[Extracted data entries]
==============================
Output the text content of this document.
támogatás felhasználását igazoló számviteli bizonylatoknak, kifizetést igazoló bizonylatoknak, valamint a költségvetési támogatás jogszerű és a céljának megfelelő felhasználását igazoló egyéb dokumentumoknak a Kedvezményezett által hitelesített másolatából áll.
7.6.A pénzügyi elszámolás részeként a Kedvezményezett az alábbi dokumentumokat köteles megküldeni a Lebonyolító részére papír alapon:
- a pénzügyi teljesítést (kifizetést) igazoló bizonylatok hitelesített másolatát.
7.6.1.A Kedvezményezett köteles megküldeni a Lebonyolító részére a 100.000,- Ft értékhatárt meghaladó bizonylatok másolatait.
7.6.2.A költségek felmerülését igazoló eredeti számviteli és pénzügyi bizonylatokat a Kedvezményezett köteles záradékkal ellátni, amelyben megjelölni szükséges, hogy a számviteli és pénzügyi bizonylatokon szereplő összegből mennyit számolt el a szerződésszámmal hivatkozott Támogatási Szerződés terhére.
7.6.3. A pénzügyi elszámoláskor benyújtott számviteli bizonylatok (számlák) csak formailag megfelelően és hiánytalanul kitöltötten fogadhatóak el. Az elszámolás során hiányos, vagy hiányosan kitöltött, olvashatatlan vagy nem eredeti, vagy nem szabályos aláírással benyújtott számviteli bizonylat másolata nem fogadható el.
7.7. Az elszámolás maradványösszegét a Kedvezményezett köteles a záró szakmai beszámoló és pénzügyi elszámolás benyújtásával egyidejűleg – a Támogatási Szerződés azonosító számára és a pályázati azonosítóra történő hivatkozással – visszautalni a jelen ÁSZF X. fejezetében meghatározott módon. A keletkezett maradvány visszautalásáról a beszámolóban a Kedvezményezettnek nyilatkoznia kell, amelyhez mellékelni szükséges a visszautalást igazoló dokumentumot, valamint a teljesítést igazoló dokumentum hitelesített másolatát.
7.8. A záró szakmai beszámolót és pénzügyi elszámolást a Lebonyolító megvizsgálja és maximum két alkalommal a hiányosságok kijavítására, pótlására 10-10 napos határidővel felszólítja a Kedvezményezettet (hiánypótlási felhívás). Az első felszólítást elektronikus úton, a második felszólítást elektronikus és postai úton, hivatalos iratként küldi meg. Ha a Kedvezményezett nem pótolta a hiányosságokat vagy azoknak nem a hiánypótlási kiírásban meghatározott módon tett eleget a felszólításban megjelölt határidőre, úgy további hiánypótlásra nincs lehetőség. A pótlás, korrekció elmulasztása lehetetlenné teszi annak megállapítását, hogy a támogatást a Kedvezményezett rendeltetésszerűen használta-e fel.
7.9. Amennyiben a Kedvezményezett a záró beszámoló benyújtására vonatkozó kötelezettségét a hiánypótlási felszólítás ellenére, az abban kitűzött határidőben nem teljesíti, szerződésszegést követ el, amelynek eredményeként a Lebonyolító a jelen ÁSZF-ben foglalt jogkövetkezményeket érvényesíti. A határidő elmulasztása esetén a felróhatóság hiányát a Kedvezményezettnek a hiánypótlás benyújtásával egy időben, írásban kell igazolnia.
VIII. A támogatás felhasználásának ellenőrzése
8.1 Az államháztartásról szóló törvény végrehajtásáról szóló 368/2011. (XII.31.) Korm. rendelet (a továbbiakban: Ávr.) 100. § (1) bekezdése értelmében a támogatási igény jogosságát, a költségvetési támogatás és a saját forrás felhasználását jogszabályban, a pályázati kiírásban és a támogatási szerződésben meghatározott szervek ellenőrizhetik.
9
==============================
Repeat the records above in full, character for character.

OUTPUT —
Output the text content of this document.
támogatás felhasználását igazoló számviteli bizonylatoknak, kifizetést igazoló bizonylatoknak, valamint a költségvetési támogatás jogszerű és a céljának megfelelő felhasználását igazoló egyéb dokumentumoknak a Kedvezményezett által hitelesített másolatából áll.
7.6.A pénzügyi elszámolás részeként a Kedvezményezett az alábbi dokumentumokat köteles megküldeni a Lebonyolító részére papír alapon:
- a pénzügyi teljesítést (kifizetést) igazoló bizonylatok hitelesített másolatát.
7.6.1.A Kedvezményezett köteles megküldeni a Lebonyolító részére a 100.000,- Ft értékhatárt meghaladó bizonylatok másolatait.
7.6.2.A költségek felmerülését igazoló eredeti számviteli és pénzügyi bizonylatokat a Kedvezményezett köteles záradékkal ellátni, amelyben megjelölni szükséges, hogy a számviteli és pénzügyi bizonylatokon szereplő összegből mennyit számolt el a szerződésszámmal hivatkozott Támogatási Szerződés terhére.
7.6.3. A pénzügyi elszámoláskor benyújtott számviteli bizonylatok (számlák) csak formailag megfelelően és hiánytalanul kitöltötten fogadhatóak el. Az elszámolás során hiányos, vagy hiányosan kitöltött, olvashatatlan vagy nem eredeti, vagy nem szabályos aláírással benyújtott számviteli bizonylat másolata nem fogadható el.
7.7. Az elszámolás maradványösszegét a Kedvezményezett köteles a záró szakmai beszámoló és pénzügyi elszámolás benyújtásával egyidejűleg – a Támogatási Szerződés azonosító számára és a pályázati azonosítóra történő hivatkozással – visszautalni a jelen ÁSZF X. fejezetében meghatározott módon. A keletkezett maradvány visszautalásáról a beszámolóban a Kedvezményezettnek nyilatkoznia kell, amelyhez mellékelni szükséges a visszautalást igazoló dokumentumot, valamint a teljesítést igazoló dokumentum hitelesített másolatát.
7.8. A záró szakmai beszámolót és pénzügyi elszámolást a Lebonyolító megvizsgálja és maximum két alkalommal a hiányosságok kijavítására, pótlására 10-10 napos határidővel felszólítja a Kedvezményezettet (hiánypótlási felhívás). Az első felszólítást elektronikus úton, a második felszólítást elektronikus és postai úton, hivatalos iratként küldi meg. Ha a Kedvezményezett nem pótolta a hiányosságokat vagy azoknak nem a hiánypótlási kiírásban meghatározott módon tett eleget a felszólításban megjelölt határidőre, úgy további hiánypótlásra nincs lehetőség. A pótlás, korrekció elmulasztása lehetetlenné teszi annak megállapítását, hogy a támogatást a Kedvezményezett rendeltetésszerűen használta-e fel.
7.9. Amennyiben a Kedvezményezett a záró beszámoló benyújtására vonatkozó kötelezettségét a hiánypótlási felszólítás ellenére, az abban kitűzött határidőben nem teljesíti, szerződésszegést követ el, amelynek eredményeként a Lebonyolító a jelen ÁSZF-ben foglalt jogkövetkezményeket érvényesíti. A határidő elmulasztása esetén a felróhatóság hiányát a Kedvezményezettnek a hiánypótlás benyújtásával egy időben, írásban kell igazolnia.
VIII. A támogatás felhasználásának ellenőrzése
8.1 Az államháztartásról szóló törvény végrehajtásáról szóló 368/2011. (XII.31.) Korm. rendelet (a továbbiakban: Ávr.) 100. § (1) bekezdése értelmében a támogatási igény jogosságát, a költségvetési támogatás és a saját forrás felhasználását jogszabályban, a pályázati kiírásban és a támogatási szerződésben meghatározott szervek ellenőrizhetik.
9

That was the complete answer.